** Start Page extract **
Module: Caleidenticon

Defined in:

lib/caleidenticon.rb

Constant Summary

DEFAULT_OPTIONS =

{
  complexity: 6,      # (2..n)  number of elements per image. affects image size.
  scale: 10,          # (1..n)  resolution of each element. affects image size.
  density: 6,         # (2..10) how densely the image is covered with elements
  spikiness: 2,       # (1..n)  higher values produce a more pointy overall shape
  corner_sprinkle: 4, # (0..n)  decorates bare corners if spikiness is > 0
  colors: [ [255,10,125], [255,50,10], [15,50,255], [140,255,10] ],
  salt: "KGvNwCoZtioSTC07piREn",
  debug: false
}

BCRYPT_SALT_HEAD =

'$2a$10$'

Class Method Summary

• .create_and_save(input, save_path, options = {}) ⇒ Object
• .create_blob(input, options) ⇒ Object
• .run_test(output_dir, iterations = 20, options = {}) ⇒ Object

Class Method Details

.create_and_save(input, save_path, options = {}) ⇒ Object

# File 'lib/caleidenticon.rb', line 18

def self.create_and_save(input, save_path, options = {})
  blob = create_blob(input, options)
  if blob.nil?
    debug('blob creation failed')
    return false
  end
  File.open(save_path, 'wb') {|f| f.write(blob)}
end

.create_blob(input, options) ⇒ Object

Raises:

• (ArgumentError)

# File 'lib/caleidenticon.rb', line 27

def self.create_blob(input, options)
  options = DEFAULT_OPTIONS.merge(options)

  full_salt = "#{BCRYPT_SALT_HEAD}#{options[:salt]}."
  
  # ensure workable settings
  options[:complexity] = [options[:complexity], 2].max
  options[:scale]      = [options[:scale], 1].max
  options[:density]    = [[options[:density], 2].max, 10].min
  options[:spikiness]  = [options[:spikiness], 1].max

  raise ArgumentError.new('input cannot be empty') if input.nil? || input == ''
  raise ArgumentError.new('salt must be a string of 21 ASCII chars') unless BCrypt::Engine.valid_salt?(full_salt)
  raise ArgumentError.new('invalid colors') unless options[:colors].map{|array| array.size} == [3,3,3,3] &&
                                                   options[:colors].flatten.all?{|val| (0..255).include?(val)}

  @debug = options[:debug]
  debug("creating blob for input '#{input}'")

  hash = BCrypt::Engine.hash_secret(input, full_salt)
  hash.slice!(0, BCRYPT_SALT_HEAD.length) # else the first few hash bits would be the same for all inputs
  hash = (hash * options[:complexity]).bytes.inject {|a, b| (a << 8) + b}

  debug("hash bits: #{hash.to_s(2).length}")

  # use the first few bytes of the hash to define a tint color for the identicon
  tint_rgb = Array.new(3) {hash >>= 8; hash >> 8 & 0xff}

  debug("tint color: #{tint_rgb.inspect}")
** End Page extract **
■ Instructions to follow
Rewrite the Caleidenticon documentation between "Class Method Summary" and "blob = create_blob(input, options)", inclusive, changing each "save_path" to "output_path".
** Start Data provided **
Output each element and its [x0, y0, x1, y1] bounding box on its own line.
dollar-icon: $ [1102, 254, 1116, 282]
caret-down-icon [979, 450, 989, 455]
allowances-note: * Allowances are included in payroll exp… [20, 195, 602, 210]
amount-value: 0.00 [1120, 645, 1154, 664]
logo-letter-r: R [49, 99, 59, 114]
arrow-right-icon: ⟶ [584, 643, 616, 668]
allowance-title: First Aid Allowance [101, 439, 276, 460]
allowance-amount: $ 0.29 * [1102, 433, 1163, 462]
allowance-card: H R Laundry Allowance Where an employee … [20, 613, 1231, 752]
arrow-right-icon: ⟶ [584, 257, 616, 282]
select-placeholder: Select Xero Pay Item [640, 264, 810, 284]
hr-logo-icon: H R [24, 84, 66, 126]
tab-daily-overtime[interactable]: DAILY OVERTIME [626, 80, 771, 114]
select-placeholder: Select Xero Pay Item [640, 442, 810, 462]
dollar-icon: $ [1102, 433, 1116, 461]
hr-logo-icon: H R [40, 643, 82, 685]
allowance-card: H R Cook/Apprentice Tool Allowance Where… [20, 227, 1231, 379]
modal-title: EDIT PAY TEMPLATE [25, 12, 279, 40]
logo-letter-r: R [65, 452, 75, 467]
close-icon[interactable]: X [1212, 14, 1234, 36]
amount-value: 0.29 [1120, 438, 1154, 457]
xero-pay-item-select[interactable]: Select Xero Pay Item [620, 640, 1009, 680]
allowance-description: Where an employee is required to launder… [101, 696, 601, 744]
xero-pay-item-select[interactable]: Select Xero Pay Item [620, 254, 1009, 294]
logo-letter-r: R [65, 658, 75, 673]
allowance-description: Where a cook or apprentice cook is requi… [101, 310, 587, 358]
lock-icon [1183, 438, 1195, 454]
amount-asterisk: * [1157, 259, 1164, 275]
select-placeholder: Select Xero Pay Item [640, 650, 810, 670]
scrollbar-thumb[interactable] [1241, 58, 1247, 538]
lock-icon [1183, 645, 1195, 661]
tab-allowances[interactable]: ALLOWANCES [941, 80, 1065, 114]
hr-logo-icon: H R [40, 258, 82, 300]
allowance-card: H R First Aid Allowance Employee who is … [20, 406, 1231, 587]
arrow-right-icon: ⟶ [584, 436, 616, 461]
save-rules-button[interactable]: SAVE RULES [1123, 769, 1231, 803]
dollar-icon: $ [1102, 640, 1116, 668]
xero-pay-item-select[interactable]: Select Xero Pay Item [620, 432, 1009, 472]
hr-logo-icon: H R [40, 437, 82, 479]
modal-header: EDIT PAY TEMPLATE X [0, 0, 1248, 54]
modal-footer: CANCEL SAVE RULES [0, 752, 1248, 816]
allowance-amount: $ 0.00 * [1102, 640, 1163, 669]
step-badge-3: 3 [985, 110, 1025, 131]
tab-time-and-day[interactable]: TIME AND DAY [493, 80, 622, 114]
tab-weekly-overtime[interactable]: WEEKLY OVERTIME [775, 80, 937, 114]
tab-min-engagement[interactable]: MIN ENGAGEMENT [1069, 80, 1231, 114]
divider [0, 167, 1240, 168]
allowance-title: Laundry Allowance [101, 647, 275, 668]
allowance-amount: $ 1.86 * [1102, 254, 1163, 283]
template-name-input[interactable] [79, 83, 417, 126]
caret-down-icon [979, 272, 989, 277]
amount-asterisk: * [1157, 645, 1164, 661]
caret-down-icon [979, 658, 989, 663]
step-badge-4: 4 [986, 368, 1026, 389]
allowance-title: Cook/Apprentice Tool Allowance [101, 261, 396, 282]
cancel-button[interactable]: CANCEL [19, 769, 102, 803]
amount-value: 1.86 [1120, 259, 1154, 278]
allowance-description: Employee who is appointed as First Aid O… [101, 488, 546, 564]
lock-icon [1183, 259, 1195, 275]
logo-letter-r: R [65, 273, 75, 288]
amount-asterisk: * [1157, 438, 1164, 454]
** End Data provided **
** Start Data provided **
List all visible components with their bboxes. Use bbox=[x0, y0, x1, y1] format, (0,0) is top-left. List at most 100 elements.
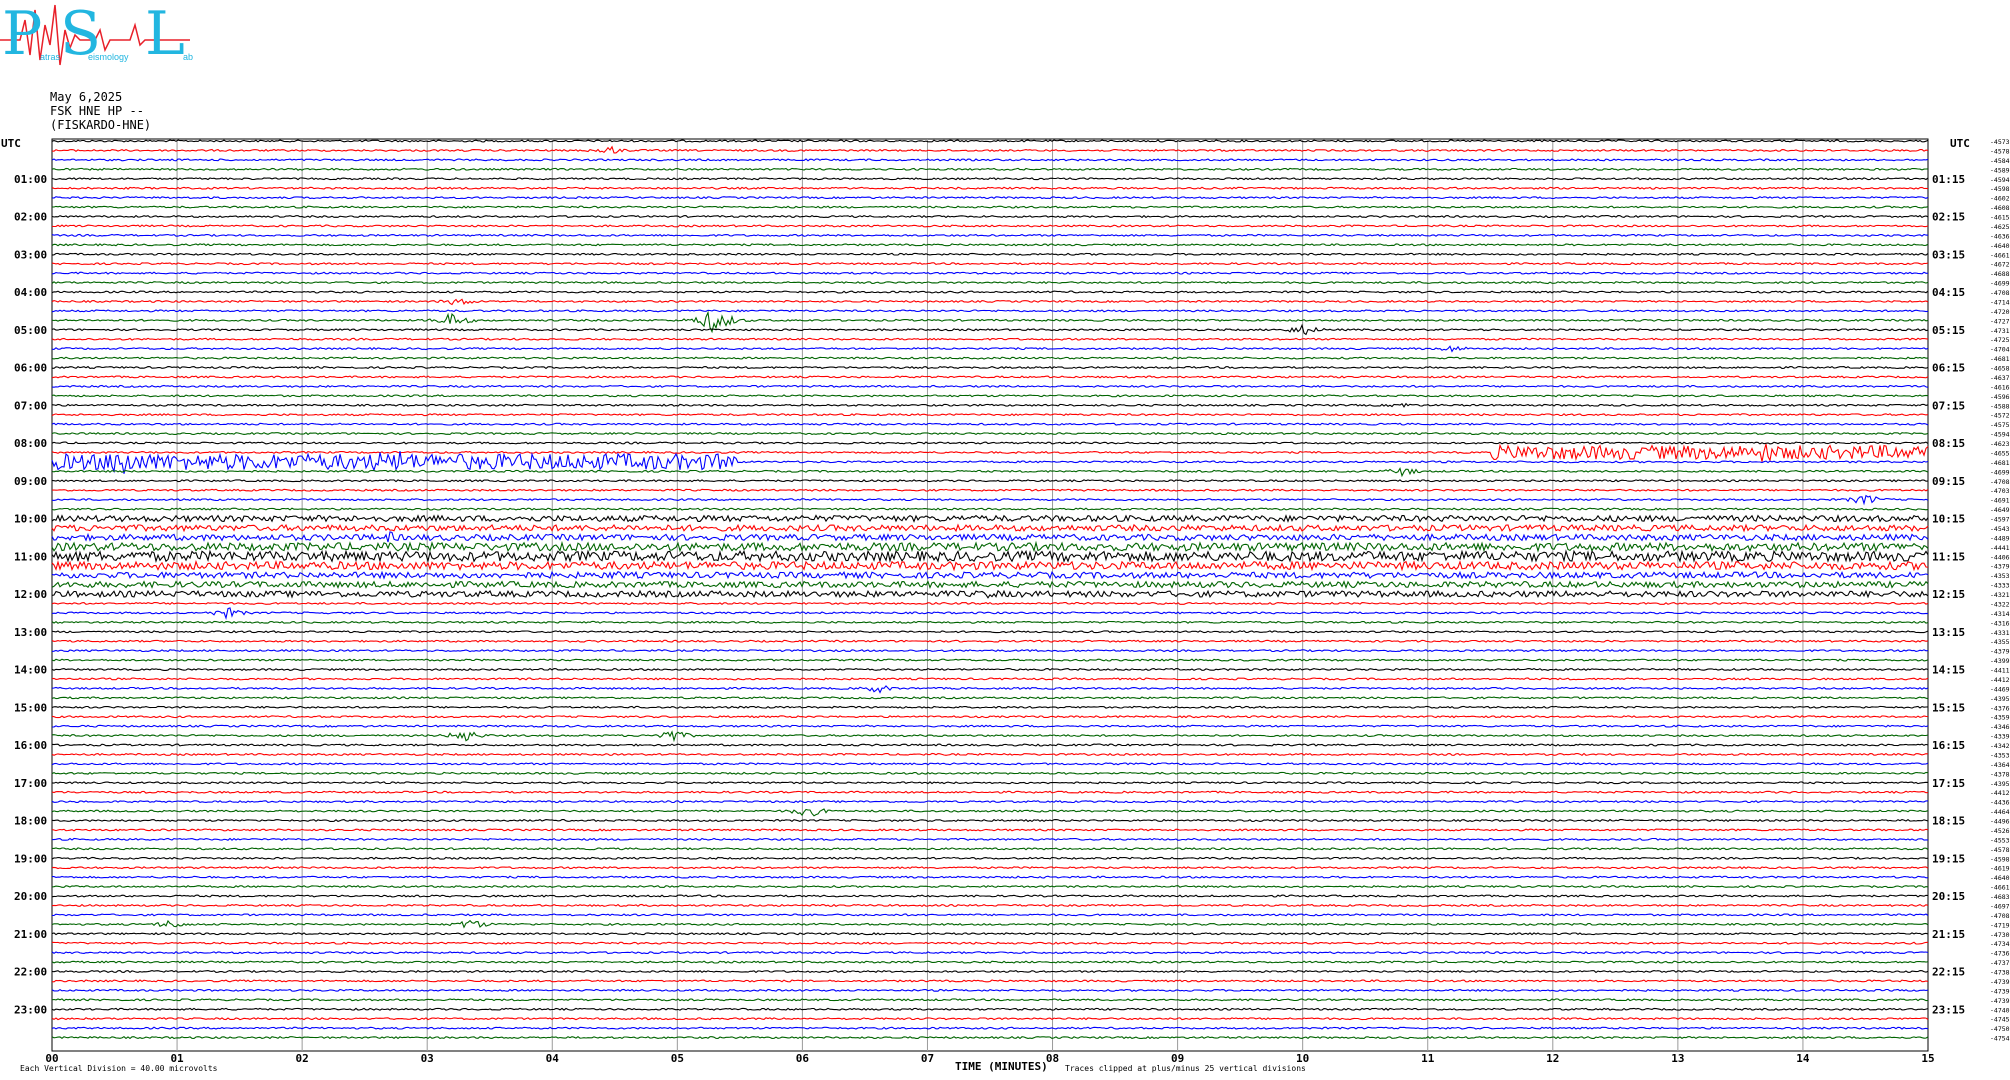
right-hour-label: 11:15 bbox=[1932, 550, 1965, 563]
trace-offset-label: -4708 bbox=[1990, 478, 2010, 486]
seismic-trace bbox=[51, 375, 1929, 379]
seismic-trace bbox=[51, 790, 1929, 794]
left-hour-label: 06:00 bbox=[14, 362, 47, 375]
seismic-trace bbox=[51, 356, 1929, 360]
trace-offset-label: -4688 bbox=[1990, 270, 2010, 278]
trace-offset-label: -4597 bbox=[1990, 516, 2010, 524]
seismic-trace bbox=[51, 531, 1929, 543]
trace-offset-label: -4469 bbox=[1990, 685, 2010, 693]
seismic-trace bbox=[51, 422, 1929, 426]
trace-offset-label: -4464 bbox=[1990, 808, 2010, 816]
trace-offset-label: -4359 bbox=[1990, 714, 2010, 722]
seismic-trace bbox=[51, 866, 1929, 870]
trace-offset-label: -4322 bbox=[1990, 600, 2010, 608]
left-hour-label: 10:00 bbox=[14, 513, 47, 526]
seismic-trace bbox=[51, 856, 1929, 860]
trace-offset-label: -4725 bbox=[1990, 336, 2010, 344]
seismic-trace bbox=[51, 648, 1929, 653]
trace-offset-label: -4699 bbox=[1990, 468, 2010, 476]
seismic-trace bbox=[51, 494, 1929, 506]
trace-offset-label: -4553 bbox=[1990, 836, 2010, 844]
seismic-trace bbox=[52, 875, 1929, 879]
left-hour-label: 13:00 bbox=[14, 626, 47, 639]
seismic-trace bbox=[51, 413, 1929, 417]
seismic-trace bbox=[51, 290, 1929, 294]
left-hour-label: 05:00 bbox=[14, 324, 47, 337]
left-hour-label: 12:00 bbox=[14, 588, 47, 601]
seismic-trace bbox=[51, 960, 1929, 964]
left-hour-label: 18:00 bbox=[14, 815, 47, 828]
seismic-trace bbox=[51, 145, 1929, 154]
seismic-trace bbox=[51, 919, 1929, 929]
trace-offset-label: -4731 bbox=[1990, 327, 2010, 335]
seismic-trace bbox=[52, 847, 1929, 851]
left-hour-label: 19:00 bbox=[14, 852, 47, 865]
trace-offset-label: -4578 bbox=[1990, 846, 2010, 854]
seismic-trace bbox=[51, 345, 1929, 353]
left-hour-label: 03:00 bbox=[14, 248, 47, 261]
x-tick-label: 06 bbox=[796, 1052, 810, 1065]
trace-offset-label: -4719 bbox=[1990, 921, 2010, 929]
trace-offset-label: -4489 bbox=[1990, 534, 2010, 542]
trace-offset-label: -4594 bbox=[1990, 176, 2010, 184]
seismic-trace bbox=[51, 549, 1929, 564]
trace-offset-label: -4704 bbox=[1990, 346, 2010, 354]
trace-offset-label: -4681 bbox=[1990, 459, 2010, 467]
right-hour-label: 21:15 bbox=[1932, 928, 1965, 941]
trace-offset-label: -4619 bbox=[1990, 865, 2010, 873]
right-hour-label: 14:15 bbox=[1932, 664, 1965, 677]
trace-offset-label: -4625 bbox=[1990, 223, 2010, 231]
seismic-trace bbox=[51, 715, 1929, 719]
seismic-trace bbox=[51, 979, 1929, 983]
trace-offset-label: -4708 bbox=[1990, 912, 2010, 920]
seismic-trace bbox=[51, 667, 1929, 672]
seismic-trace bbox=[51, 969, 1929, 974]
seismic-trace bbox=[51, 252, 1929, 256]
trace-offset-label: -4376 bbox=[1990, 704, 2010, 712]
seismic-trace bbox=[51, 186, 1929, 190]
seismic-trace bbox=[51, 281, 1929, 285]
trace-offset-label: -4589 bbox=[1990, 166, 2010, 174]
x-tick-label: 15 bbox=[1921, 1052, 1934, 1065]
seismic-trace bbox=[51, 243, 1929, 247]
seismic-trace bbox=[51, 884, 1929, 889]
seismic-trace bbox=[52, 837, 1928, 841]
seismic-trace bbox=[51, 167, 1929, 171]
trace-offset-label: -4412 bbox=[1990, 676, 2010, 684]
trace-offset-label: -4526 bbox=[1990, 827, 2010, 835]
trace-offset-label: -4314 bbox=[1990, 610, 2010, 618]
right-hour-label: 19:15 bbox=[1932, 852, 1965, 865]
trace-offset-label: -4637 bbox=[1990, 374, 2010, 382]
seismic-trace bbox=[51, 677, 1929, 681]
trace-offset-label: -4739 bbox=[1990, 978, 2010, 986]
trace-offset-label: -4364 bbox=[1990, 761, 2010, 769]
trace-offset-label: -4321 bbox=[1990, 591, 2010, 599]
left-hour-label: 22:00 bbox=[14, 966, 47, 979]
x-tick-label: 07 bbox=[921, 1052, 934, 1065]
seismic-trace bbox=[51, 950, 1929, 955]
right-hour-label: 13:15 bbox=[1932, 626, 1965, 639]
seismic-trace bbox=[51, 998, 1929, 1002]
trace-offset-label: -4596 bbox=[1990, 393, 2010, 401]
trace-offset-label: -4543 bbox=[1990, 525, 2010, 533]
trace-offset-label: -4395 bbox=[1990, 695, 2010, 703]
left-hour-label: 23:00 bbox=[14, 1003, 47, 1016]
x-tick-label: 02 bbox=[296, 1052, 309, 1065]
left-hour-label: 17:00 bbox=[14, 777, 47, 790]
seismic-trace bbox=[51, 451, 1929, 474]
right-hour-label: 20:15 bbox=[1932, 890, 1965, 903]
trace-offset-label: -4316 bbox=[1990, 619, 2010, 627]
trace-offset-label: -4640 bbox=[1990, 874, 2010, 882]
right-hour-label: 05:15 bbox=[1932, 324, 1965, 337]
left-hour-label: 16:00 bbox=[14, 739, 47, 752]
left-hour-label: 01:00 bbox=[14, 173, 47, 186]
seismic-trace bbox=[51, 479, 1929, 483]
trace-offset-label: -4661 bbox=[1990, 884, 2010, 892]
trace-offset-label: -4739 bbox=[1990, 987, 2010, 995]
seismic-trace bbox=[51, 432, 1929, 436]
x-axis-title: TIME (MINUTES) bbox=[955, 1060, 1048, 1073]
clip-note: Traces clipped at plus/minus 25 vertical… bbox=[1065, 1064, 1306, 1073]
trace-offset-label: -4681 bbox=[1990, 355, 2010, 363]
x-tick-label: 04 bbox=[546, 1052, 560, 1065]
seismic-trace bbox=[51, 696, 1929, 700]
** End Data provided **
■ Problem solution
Class Method Summary

• .create_and_save(input, output_path, options = {}) ⇒ Object
• .create_blob(input, options) ⇒ Object
• .run_test(output_dir, iterations = 20, options = {}) ⇒ Object

Class Method Details

.create_and_save(input, output_path, options = {}) ⇒ Object

# File 'lib/caleidenticon.rb', line 18

def self.create_and_save(input, output_path, options = {})
  blob = create_blob(input, options)